_INSTRUCTIONS FOR THE TASK_:
Provide an exact reproduction of every entry.

■ ■ ■ ■ ■ ■ ■

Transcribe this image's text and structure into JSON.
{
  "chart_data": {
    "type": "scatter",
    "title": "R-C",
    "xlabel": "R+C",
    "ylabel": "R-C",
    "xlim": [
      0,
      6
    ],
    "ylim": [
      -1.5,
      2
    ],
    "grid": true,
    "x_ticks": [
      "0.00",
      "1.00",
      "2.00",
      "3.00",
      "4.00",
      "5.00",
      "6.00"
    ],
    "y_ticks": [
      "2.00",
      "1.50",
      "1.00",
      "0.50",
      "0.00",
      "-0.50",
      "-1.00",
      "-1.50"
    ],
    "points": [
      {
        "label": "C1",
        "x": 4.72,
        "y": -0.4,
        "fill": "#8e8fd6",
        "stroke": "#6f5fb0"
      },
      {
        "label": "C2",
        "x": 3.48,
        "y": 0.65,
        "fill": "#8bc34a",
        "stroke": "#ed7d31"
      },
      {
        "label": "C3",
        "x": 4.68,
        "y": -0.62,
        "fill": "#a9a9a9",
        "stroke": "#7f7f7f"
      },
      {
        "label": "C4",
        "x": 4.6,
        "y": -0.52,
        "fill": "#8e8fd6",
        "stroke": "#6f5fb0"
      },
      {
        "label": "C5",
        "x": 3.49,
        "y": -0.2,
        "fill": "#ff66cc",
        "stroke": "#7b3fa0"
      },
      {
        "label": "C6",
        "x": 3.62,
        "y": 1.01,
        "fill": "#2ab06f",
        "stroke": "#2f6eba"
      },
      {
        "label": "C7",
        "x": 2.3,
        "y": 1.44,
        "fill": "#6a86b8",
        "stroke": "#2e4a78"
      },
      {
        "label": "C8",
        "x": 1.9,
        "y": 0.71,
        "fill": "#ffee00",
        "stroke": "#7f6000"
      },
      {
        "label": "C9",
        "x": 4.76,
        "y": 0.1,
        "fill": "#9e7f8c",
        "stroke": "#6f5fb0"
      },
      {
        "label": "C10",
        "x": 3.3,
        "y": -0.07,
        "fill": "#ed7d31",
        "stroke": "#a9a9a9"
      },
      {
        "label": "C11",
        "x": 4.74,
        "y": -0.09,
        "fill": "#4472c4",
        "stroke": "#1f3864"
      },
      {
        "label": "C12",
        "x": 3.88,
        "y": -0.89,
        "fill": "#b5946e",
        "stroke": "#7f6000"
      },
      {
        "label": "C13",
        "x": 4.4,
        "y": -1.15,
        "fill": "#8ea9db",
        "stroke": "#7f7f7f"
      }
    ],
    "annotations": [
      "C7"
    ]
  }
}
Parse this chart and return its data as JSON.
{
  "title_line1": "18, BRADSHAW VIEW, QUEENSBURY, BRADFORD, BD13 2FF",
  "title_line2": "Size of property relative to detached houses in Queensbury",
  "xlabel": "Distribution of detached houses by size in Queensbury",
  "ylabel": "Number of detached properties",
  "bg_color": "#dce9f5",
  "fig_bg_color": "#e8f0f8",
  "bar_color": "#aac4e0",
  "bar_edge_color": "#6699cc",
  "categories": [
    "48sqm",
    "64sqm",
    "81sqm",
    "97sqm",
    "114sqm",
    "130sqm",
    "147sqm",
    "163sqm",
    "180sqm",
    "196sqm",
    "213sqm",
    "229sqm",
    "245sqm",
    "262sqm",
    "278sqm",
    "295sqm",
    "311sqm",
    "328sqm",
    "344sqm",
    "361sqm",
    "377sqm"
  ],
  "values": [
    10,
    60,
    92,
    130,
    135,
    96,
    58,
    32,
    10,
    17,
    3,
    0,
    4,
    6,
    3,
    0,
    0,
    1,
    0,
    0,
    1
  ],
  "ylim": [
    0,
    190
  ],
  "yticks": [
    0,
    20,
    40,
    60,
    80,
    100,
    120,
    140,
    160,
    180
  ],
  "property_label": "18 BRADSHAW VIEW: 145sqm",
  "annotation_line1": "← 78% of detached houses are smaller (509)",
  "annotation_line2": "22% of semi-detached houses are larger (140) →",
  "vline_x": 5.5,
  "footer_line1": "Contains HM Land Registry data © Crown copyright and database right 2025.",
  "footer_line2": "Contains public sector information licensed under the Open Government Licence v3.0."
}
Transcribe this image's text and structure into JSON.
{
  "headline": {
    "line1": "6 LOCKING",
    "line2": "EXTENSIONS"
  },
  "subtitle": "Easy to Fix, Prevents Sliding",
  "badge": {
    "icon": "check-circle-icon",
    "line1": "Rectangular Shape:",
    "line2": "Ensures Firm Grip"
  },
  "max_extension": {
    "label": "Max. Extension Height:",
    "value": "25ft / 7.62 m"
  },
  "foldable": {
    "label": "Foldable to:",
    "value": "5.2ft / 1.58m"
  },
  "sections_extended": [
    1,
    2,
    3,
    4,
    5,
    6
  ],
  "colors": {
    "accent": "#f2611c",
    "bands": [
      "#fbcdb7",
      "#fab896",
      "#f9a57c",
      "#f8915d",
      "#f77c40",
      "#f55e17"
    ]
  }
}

■ ■ ■ ■ ■ ■ ■

_TASK RESULT_:
Transcribe this image's text and structure into JSON.
{
  "chart_data": {
    "type": "scatter",
    "title": "R-C",
    "xlabel": "R+C",
    "ylabel": "R-C",
    "xlim": [
      0,
      6
    ],
    "ylim": [
      -1.5,
      2
    ],
    "grid": true,
    "x_ticks": [
      "0.00",
      "1.00",
      "2.00",
      "3.00",
      "4.00",
      "5.00",
      "6.00"
    ],
    "y_ticks": [
      "2.00",
      "1.50",
      "1.00",
      "0.50",
      "0.00",
      "-0.50",
      "-1.00",
      "-1.50"
    ],
    "points": [
      {
        "label": "C1",
        "x": 4.72,
        "y": -0.4,
        "fill": "#8e8fd6",
        "stroke": "#6f5fb0"
      },
      {
        "label": "C2",
        "x": 3.48,
        "y": 0.65,
        "fill": "#8bc34a",
        "stroke": "#ed7d31"
      },
      {
        "label": "C3",
        "x": 4.68,
        "y": -0.62,
        "fill": "#a9a9a9",
        "stroke": "#7f7f7f"
      },
      {
        "label": "C4",
        "x": 4.6,
        "y": -0.52,
        "fill": "#8e8fd6",
        "stroke": "#6f5fb0"
      },
      {
        "label": "C5",
        "x": 3.49,
        "y": -0.2,
        "fill": "#ff66cc",
        "stroke": "#7b3fa0"
      },
      {
        "label": "C6",
        "x": 3.62,
        "y": 1.01,
        "fill": "#2ab06f",
        "stroke": "#2f6eba"
      },
      {
        "label": "C7",
        "x": 2.3,
        "y": 1.44,
        "fill": "#6a86b8",
        "stroke": "#2e4a78"
      },
      {
        "label": "C8",
        "x": 1.9,
        "y": 0.71,
        "fill": "#ffee00",
        "stroke": "#7f6000"
      },
      {
        "label": "C9",
        "x": 4.76,
        "y": 0.1,
        "fill": "#9e7f8c",
        "stroke": "#6f5fb0"
      },
      {
        "label": "C10",
        "x": 3.3,
        "y": -0.07,
        "fill": "#ed7d31",
        "stroke": "#a9a9a9"
      },
      {
        "label": "C11",
        "x": 4.74,
        "y": -0.09,
        "fill": "#4472c4",
        "stroke": "#1f3864"
      },
      {
        "label": "C12",
        "x": 3.88,
        "y": -0.89,
        "fill": "#b5946e",
        "stroke": "#7f6000"
      },
      {
        "label": "C13",
        "x": 4.4,
        "y": -1.15,
        "fill": "#8ea9db",
        "stroke": "#7f7f7f"
      }
    ],
    "annotations": [
      "C7"
    ]
  }
}
Parse this chart and return its data as JSON.
{
  "title_line1": "18, BRADSHAW VIEW, QUEENSBURY, BRADFORD, BD13 2FF",
  "title_line2": "Size of property relative to detached houses in Queensbury",
  "xlabel": "Distribution of detached houses by size in Queensbury",
  "ylabel": "Number of detached properties",
  "bg_color": "#dce9f5",
  "fig_bg_color": "#e8f0f8",
  "bar_color": "#aac4e0",
  "bar_edge_color": "#6699cc",
  "categories": [
    "48sqm",
    "64sqm",
    "81sqm",
    "97sqm",
    "114sqm",
    "130sqm",
    "147sqm",
    "163sqm",
    "180sqm",
    "196sqm",
    "213sqm",
    "229sqm",
    "245sqm",
    "262sqm",
    "278sqm",
    "295sqm",
    "311sqm",
    "328sqm",
    "344sqm",
    "361sqm",
    "377sqm"
  ],
  "values": [
    10,
    60,
    92,
    130,
    135,
    96,
    58,
    32,
    10,
    17,
    3,
    0,
    4,
    6,
    3,
    0,
    0,
    1,
    0,
    0,
    1
  ],
  "ylim": [
    0,
    190
  ],
  "yticks": [
    0,
    20,
    40,
    60,
    80,
    100,
    120,
    140,
    160,
    180
  ],
  "property_label": "18 BRADSHAW VIEW: 145sqm",
  "annotation_line1": "← 78% of detached houses are smaller (509)",
  "annotation_line2": "22% of semi-detached houses are larger (140) →",
  "vline_x": 5.5,
  "footer_line1": "Contains HM Land Registry data © Crown copyright and database right 2025.",
  "footer_line2": "Contains public sector information licensed under the Open Government Licence v3.0."
}
Transcribe this image's text and structure into JSON.
{
  "headline": {
    "line1": "6 LOCKING",
    "line2": "EXTENSIONS"
  },
  "subtitle": "Easy to Fix, Prevents Sliding",
  "badge": {
    "icon": "check-circle-icon",
    "line1": "Rectangular Shape:",
    "line2": "Ensures Firm Grip"
  },
  "max_extension": {
    "label": "Max. Extension Height:",
    "value": "25ft / 7.62 m"
  },
  "foldable": {
    "label": "Foldable to:",
    "value": "5.2ft / 1.58m"
  },
  "sections_extended": [
    1,
    2,
    3,
    4,
    5,
    6
  ],
  "colors": {
    "accent": "#f2611c",
    "bands": [
      "#fbcdb7",
      "#fab896",
      "#f9a57c",
      "#f8915d",
      "#f77c40",
      "#f55e17"
    ]
  }
}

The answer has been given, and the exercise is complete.